Reproduce the items below verbatim, from the first line up to and including the line with "1524, 426, 1558]".
-- START OF The input --
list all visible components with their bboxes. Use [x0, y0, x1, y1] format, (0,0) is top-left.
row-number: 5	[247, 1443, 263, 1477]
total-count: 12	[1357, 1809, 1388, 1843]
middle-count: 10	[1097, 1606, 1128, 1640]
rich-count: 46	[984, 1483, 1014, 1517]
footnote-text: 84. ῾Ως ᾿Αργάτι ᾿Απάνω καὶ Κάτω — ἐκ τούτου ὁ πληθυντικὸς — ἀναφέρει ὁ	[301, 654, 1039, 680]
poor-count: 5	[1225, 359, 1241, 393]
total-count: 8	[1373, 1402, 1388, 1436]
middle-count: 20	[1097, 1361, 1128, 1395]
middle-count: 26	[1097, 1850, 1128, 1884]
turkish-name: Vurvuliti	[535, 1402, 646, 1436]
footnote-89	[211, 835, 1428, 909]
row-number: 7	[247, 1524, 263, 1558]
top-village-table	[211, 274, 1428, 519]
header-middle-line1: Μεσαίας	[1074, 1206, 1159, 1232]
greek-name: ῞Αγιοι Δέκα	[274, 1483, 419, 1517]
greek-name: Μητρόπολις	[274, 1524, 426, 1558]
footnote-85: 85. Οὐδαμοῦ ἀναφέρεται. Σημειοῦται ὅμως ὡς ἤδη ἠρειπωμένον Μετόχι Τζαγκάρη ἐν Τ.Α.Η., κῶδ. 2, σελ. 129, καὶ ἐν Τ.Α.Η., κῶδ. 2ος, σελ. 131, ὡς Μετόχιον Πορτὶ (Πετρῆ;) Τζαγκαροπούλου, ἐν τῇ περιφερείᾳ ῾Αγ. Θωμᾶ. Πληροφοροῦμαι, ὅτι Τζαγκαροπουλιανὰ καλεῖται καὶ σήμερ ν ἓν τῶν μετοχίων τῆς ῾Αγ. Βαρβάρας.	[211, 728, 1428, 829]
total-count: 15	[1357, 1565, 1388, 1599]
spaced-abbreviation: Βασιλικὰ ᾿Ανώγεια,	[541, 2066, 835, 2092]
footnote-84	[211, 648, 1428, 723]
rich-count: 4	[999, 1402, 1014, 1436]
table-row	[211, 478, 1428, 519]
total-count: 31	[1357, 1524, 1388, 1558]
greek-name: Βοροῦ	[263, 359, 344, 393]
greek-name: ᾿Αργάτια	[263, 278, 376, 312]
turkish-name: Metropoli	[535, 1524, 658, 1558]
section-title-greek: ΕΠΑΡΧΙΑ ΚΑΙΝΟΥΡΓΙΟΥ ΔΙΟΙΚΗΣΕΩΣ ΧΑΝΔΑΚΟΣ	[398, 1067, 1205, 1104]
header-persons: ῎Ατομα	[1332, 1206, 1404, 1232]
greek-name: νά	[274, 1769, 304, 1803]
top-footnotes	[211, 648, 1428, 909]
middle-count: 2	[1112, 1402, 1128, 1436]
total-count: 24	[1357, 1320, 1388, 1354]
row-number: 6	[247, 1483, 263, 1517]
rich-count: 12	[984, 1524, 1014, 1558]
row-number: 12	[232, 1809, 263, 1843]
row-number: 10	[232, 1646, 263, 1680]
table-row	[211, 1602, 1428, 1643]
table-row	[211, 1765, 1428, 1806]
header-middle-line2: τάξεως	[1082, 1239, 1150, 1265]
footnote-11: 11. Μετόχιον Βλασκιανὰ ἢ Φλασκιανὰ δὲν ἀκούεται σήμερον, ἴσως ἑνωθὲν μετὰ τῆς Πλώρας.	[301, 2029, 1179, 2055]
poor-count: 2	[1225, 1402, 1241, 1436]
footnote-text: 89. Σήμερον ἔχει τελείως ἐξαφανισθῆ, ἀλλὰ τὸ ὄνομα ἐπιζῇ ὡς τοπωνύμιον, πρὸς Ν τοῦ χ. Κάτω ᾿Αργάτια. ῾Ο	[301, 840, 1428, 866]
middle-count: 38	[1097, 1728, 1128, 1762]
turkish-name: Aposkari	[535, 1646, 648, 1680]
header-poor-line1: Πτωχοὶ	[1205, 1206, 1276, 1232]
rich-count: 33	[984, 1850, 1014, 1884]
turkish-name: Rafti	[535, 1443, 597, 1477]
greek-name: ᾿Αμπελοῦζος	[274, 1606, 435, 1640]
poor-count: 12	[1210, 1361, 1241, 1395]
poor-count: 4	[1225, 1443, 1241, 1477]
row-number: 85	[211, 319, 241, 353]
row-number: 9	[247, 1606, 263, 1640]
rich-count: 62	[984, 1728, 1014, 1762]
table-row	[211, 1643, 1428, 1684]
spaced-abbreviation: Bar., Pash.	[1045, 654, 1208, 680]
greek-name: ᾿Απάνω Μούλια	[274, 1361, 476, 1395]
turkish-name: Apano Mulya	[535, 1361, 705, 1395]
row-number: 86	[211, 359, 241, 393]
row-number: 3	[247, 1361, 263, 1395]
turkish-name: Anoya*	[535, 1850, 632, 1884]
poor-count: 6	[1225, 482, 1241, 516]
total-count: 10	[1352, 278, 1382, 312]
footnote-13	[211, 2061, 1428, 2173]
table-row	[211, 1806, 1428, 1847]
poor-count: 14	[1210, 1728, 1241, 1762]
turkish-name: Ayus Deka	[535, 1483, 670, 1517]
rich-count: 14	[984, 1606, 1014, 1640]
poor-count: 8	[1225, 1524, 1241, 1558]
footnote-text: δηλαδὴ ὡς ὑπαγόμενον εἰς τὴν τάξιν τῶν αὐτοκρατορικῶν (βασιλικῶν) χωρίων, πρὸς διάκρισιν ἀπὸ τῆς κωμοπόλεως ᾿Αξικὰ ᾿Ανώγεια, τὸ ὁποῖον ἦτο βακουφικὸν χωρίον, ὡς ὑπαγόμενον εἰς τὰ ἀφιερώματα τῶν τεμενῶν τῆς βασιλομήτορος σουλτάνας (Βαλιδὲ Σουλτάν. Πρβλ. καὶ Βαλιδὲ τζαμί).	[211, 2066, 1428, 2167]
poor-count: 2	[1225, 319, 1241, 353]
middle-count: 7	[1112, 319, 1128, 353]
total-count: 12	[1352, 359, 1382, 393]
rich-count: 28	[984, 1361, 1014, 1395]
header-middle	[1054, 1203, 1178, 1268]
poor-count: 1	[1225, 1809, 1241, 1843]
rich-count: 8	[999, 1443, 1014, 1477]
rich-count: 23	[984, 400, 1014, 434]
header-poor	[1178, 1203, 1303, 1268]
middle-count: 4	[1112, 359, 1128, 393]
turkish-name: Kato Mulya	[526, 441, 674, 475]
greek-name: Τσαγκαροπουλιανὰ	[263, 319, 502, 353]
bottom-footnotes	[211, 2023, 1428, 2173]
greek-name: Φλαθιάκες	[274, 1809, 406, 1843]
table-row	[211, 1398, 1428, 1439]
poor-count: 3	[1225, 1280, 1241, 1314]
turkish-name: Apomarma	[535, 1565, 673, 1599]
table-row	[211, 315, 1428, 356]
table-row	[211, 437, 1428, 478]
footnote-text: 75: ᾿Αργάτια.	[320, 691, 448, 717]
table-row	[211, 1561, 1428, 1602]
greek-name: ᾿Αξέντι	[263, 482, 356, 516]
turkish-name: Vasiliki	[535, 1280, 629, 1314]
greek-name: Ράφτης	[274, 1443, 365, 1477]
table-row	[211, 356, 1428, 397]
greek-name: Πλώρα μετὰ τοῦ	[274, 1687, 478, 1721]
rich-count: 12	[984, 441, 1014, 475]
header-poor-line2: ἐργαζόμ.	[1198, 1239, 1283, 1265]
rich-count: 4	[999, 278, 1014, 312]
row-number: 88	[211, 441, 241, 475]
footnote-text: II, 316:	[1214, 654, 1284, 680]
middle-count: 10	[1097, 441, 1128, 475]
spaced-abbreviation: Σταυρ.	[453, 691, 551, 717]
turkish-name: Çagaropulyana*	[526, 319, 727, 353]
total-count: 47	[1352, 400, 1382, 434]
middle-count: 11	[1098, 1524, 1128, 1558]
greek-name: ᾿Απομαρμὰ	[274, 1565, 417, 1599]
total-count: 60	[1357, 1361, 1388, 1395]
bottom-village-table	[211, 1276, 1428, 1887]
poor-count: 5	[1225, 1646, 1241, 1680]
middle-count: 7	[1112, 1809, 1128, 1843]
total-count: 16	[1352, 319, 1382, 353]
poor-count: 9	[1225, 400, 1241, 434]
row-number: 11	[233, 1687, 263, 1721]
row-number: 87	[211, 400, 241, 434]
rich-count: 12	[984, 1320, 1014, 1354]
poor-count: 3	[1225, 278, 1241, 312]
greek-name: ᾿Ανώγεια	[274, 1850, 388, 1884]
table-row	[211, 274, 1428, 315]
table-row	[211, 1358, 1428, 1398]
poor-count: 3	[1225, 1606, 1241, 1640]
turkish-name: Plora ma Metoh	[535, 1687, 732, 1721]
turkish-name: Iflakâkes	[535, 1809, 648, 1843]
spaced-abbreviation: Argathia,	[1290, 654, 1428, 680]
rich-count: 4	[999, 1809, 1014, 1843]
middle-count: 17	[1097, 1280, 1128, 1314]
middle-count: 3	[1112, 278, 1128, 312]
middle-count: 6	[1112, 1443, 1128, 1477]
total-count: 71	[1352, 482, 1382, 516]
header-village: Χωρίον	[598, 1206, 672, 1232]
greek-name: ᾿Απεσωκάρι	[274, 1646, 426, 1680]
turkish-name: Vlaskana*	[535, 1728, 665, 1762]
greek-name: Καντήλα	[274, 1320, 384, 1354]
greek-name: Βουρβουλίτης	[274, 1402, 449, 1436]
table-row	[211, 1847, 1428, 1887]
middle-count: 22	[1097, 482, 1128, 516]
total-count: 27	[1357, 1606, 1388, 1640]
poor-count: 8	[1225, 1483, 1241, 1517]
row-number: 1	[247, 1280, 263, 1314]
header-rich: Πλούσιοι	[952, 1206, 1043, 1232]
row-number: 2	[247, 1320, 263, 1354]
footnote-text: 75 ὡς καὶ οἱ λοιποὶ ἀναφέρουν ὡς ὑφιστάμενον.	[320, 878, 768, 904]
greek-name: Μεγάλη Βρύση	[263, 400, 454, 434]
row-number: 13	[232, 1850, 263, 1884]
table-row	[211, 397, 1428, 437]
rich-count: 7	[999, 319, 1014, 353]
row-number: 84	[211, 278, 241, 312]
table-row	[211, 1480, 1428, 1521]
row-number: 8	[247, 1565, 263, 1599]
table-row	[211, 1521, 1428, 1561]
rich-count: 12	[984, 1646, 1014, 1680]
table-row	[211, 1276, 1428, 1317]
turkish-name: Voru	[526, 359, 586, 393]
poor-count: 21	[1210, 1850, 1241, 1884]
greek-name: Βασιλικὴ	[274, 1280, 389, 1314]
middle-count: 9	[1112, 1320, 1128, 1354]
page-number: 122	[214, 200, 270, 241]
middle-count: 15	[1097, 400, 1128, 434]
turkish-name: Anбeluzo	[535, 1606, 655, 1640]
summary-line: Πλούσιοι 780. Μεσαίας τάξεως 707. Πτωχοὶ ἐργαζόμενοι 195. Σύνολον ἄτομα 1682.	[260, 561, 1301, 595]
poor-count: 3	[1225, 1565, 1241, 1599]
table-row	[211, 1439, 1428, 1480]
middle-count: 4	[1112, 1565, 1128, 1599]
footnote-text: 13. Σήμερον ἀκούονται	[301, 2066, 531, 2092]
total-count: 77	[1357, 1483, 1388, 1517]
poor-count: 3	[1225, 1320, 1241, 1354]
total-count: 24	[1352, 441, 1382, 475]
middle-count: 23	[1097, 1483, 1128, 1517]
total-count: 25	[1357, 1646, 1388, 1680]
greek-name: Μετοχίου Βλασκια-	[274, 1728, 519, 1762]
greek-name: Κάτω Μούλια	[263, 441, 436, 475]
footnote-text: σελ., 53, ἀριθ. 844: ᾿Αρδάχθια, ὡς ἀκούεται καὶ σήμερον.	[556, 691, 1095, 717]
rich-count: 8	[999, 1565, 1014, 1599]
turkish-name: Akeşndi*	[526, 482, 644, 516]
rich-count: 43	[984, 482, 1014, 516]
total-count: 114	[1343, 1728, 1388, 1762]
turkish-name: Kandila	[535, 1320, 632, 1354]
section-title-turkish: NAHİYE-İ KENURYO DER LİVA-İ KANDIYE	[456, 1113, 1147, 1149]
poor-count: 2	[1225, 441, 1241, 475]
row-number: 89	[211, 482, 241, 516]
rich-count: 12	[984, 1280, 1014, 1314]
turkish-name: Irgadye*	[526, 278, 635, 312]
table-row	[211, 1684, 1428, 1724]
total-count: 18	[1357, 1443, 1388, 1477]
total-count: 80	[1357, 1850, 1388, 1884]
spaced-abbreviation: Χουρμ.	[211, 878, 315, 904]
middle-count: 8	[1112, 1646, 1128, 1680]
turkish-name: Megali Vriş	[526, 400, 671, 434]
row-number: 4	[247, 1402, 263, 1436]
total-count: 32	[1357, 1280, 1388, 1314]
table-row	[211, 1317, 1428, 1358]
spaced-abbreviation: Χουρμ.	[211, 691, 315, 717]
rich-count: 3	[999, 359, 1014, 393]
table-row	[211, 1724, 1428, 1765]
-- END OF The input --
Written reply:
list all visible components with their bboxes. Use [x0, y0, x1, y1] format, (0,0) is top-left.
row-number: 5	[247, 1443, 263, 1477]
total-count: 12	[1357, 1809, 1388, 1843]
middle-count: 10	[1097, 1606, 1128, 1640]
rich-count: 46	[984, 1483, 1014, 1517]
footnote-text: 84. ῾Ως ᾿Αργάτι ᾿Απάνω καὶ Κάτω — ἐκ τούτου ὁ πληθυντικὸς — ἀναφέρει ὁ	[301, 654, 1039, 680]
poor-count: 5	[1225, 359, 1241, 393]
total-count: 8	[1373, 1402, 1388, 1436]
middle-count: 20	[1097, 1361, 1128, 1395]
middle-count: 26	[1097, 1850, 1128, 1884]
turkish-name: Vurvuliti	[535, 1402, 646, 1436]
footnote-89	[211, 835, 1428, 909]
row-number: 7	[247, 1524, 263, 1558]
top-village-table	[211, 274, 1428, 519]
header-middle-line1: Μεσαίας	[1074, 1206, 1159, 1232]
greek-name: ῞Αγιοι Δέκα	[274, 1483, 419, 1517]
greek-name: Μητρόπολις	[274, 1524, 426, 1558]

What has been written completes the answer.